### WRITTEN INSTRUCTION
Write out the listing beneath this instruction in its entirety, exactly as it reads.

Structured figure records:
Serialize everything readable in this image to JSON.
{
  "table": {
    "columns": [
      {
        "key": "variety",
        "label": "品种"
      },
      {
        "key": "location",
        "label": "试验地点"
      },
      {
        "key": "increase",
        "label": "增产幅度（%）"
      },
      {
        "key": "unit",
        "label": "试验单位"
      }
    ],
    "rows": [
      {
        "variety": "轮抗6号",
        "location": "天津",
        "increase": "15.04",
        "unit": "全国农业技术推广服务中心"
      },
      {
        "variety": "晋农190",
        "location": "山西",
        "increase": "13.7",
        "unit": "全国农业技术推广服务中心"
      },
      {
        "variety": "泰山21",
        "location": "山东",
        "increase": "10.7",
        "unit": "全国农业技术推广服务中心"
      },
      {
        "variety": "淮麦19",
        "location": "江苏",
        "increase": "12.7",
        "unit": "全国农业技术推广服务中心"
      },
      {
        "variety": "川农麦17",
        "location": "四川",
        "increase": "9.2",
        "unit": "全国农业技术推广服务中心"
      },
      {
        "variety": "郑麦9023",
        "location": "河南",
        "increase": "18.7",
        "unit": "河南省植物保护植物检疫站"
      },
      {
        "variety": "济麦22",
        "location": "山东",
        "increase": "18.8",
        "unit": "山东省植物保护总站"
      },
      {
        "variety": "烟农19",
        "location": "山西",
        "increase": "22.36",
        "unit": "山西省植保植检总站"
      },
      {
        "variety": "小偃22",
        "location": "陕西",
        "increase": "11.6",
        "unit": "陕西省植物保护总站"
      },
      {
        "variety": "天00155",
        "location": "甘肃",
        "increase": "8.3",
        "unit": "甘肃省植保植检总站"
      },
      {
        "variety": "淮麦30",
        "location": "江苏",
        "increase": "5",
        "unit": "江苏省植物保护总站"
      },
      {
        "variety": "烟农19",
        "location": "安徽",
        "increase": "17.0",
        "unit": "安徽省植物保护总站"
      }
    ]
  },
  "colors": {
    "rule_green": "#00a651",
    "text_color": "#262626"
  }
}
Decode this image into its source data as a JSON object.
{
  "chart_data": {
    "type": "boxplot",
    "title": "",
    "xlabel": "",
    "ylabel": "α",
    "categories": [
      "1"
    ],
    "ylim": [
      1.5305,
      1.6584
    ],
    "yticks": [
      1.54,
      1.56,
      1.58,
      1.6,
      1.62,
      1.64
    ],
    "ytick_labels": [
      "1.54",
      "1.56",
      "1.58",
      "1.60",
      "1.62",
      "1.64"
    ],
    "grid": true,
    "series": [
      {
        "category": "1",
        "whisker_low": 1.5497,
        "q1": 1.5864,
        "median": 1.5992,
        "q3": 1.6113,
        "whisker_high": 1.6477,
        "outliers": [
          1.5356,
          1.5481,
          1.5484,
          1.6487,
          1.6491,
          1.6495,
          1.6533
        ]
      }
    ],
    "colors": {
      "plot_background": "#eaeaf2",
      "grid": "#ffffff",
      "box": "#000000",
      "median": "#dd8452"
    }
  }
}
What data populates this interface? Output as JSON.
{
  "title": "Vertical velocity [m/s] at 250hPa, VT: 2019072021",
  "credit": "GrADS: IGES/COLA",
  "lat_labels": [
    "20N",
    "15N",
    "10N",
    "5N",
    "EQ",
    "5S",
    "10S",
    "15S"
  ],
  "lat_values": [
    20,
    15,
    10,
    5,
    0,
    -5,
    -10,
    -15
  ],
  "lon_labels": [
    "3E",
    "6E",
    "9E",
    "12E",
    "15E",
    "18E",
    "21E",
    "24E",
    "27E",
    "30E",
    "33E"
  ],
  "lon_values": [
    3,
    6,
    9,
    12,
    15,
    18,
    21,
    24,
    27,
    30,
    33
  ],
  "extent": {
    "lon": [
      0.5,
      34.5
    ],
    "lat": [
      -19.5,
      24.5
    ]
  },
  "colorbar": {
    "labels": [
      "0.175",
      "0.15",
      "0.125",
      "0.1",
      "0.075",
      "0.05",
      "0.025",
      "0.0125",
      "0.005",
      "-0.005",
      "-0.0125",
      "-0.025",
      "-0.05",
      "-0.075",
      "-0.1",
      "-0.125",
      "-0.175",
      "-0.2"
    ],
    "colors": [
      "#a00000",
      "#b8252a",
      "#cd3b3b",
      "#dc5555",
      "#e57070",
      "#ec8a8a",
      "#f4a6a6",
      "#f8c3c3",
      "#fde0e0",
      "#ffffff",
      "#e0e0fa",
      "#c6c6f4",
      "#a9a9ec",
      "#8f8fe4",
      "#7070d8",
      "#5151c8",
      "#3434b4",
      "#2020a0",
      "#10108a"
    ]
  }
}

### RESPONSE TO THIS TASK
Serialize everything readable in this image to JSON.
{
  "table": {
    "columns": [
      {
        "key": "variety",
        "label": "品种"
      },
      {
        "key": "location",
        "label": "试验地点"
      },
      {
        "key": "increase",
        "label": "增产幅度（%）"
      },
      {
        "key": "unit",
        "label": "试验单位"
      }
    ],
    "rows": [
      {
        "variety": "轮抗6号",
        "location": "天津",
        "increase": "15.04",
        "unit": "全国农业技术推广服务中心"
      },
      {
        "variety": "晋农190",
        "location": "山西",
        "increase": "13.7",
        "unit": "全国农业技术推广服务中心"
      },
      {
        "variety": "泰山21",
        "location": "山东",
        "increase": "10.7",
        "unit": "全国农业技术推广服务中心"
      },
      {
        "variety": "淮麦19",
        "location": "江苏",
        "increase": "12.7",
        "unit": "全国农业技术推广服务中心"
      },
      {
        "variety": "川农麦17",
        "location": "四川",
        "increase": "9.2",
        "unit": "全国农业技术推广服务中心"
      },
      {
        "variety": "郑麦9023",
        "location": "河南",
        "increase": "18.7",
        "unit": "河南省植物保护植物检疫站"
      },
      {
        "variety": "济麦22",
        "location": "山东",
        "increase": "18.8",
        "unit": "山东省植物保护总站"
      },
      {
        "variety": "烟农19",
        "location": "山西",
        "increase": "22.36",
        "unit": "山西省植保植检总站"
      },
      {
        "variety": "小偃22",
        "location": "陕西",
        "increase": "11.6",
        "unit": "陕西省植物保护总站"
      },
      {
        "variety": "天00155",
        "location": "甘肃",
        "increase": "8.3",
        "unit": "甘肃省植保植检总站"
      },
      {
        "variety": "淮麦30",
        "location": "江苏",
        "increase": "5",
        "unit": "江苏省植物保护总站"
      },
      {
        "variety": "烟农19",
        "location": "安徽",
        "increase": "17.0",
        "unit": "安徽省植物保护总站"
      }
    ]
  },
  "colors": {
    "rule_green": "#00a651",
    "text_color": "#262626"
  }
}
Decode this image into its source data as a JSON object.
{
  "chart_data": {
    "type": "boxplot",
    "title": "",
    "xlabel": "",
    "ylabel": "α",
    "categories": [
      "1"
    ],
    "ylim": [
      1.5305,
      1.6584
    ],
    "yticks": [
      1.54,
      1.56,
      1.58,
      1.6,
      1.62,
      1.64
    ],
    "ytick_labels": [
      "1.54",
      "1.56",
      "1.58",
      "1.60",
      "1.62",
      "1.64"
    ],
    "grid": true,
    "series": [
      {
        "category": "1",
        "whisker_low": 1.5497,
        "q1": 1.5864,
        "median": 1.5992,
        "q3": 1.6113,
        "whisker_high": 1.6477,
        "outliers": [
          1.5356,
          1.5481,
          1.5484,
          1.6487,
          1.6491,
          1.6495,
          1.6533
        ]
      }
    ],
    "colors": {
      "plot_background": "#eaeaf2",
      "grid": "#ffffff",
      "box": "#000000",
      "median": "#dd8452"
    }
  }
}
What data populates this interface? Output as JSON.
{
  "title": "Vertical velocity [m/s] at 250hPa, VT: 2019072021",
  "credit": "GrADS: IGES/COLA",
  "lat_labels": [
    "20N",
    "15N",
    "10N",
    "5N",
    "EQ",
    "5S",
    "10S",
    "15S"
  ],
  "lat_values": [
    20,
    15,
    10,
    5,
    0,
    -5,
    -10,
    -15
  ],
  "lon_labels": [
    "3E",
    "6E",
    "9E",
    "12E",
    "15E",
    "18E",
    "21E",
    "24E",
    "27E",
    "30E",
    "33E"
  ],
  "lon_values": [
    3,
    6,
    9,
    12,
    15,
    18,
    21,
    24,
    27,
    30,
    33
  ],
  "extent": {
    "lon": [
      0.5,
      34.5
    ],
    "lat": [
      -19.5,
      24.5
    ]
  },
  "colorbar": {
    "labels": [
      "0.175",
      "0.15",
      "0.125",
      "0.1",
      "0.075",
      "0.05",
      "0.025",
      "0.0125",
      "0.005",
      "-0.005",
      "-0.0125",
      "-0.025",
      "-0.05",
      "-0.075",
      "-0.1",
      "-0.125",
      "-0.175",
      "-0.2"
    ],
    "colors": [
      "#a00000",
      "#b8252a",
      "#cd3b3b",
      "#dc5555",
      "#e57070",
      "#ec8a8a",
      "#f4a6a6",
      "#f8c3c3",
      "#fde0e0",
      "#ffffff",
      "#e0e0fa",
      "#c6c6f4",
      "#a9a9ec",
      "#8f8fe4",
      "#7070d8",
      "#5151c8",
      "#3434b4",
      "#2020a0",
      "#10108a"
    ]
  }
}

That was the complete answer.